» **Instruction**: Copy down all of the data underneath, exactly as shown.

» **Given records**:
__________________________________________________

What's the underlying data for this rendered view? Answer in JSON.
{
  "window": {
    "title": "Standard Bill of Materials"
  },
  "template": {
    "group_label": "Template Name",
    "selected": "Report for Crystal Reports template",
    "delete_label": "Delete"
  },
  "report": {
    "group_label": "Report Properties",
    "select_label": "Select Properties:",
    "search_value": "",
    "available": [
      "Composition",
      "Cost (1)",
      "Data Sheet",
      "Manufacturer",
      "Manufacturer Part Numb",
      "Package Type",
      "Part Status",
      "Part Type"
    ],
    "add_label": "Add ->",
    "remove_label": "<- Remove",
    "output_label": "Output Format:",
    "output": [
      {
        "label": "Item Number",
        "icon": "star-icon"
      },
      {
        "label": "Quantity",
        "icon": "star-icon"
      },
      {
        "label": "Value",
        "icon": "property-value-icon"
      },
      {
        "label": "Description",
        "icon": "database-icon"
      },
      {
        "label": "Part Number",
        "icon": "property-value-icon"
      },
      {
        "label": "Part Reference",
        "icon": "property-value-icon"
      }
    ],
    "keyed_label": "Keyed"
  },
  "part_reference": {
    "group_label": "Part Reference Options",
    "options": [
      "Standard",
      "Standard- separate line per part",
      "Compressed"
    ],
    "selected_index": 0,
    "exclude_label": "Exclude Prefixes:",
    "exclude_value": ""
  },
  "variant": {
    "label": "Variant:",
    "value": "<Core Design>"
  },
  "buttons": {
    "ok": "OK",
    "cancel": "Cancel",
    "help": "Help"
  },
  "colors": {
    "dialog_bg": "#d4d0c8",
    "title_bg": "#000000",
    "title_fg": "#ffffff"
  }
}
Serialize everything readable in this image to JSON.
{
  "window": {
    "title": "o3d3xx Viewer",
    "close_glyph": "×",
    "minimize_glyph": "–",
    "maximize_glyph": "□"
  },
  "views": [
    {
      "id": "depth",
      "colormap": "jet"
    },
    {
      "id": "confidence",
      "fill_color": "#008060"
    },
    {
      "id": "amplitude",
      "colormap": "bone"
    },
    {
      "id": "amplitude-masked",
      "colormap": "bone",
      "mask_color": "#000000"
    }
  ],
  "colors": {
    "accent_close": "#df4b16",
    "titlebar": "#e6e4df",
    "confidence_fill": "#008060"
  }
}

__________________________________________________

» **Exercise output**:
What's the underlying data for this rendered view? Answer in JSON.
{
  "window": {
    "title": "Standard Bill of Materials"
  },
  "template": {
    "group_label": "Template Name",
    "selected": "Report for Crystal Reports template",
    "delete_label": "Delete"
  },
  "report": {
    "group_label": "Report Properties",
    "select_label": "Select Properties:",
    "search_value": "",
    "available": [
      "Composition",
      "Cost (1)",
      "Data Sheet",
      "Manufacturer",
      "Manufacturer Part Numb",
      "Package Type",
      "Part Status",
      "Part Type"
    ],
    "add_label": "Add ->",
    "remove_label": "<- Remove",
    "output_label": "Output Format:",
    "output": [
      {
        "label": "Item Number",
        "icon": "star-icon"
      },
      {
        "label": "Quantity",
        "icon": "star-icon"
      },
      {
        "label": "Value",
        "icon": "property-value-icon"
      },
      {
        "label": "Description",
        "icon": "database-icon"
      },
      {
        "label": "Part Number",
        "icon": "property-value-icon"
      },
      {
        "label": "Part Reference",
        "icon": "property-value-icon"
      }
    ],
    "keyed_label": "Keyed"
  },
  "part_reference": {
    "group_label": "Part Reference Options",
    "options": [
      "Standard",
      "Standard- separate line per part",
      "Compressed"
    ],
    "selected_index": 0,
    "exclude_label": "Exclude Prefixes:",
    "exclude_value": ""
  },
  "variant": {
    "label": "Variant:",
    "value": "<Core Design>"
  },
  "buttons": {
    "ok": "OK",
    "cancel": "Cancel",
    "help": "Help"
  },
  "colors": {
    "dialog_bg": "#d4d0c8",
    "title_bg": "#000000",
    "title_fg": "#ffffff"
  }
}
Serialize everything readable in this image to JSON.
{
  "window": {
    "title": "o3d3xx Viewer",
    "close_glyph": "×",
    "minimize_glyph": "–",
    "maximize_glyph": "□"
  },
  "views": [
    {
      "id": "depth",
      "colormap": "jet"
    },
    {
      "id": "confidence",
      "fill_color": "#008060"
    },
    {
      "id": "amplitude",
      "colormap": "bone"
    },
    {
      "id": "amplitude-masked",
      "colormap": "bone",
      "mask_color": "#000000"
    }
  ],
  "colors": {
    "accent_close": "#df4b16",
    "titlebar": "#e6e4df",
    "confidence_fill": "#008060"
  }
}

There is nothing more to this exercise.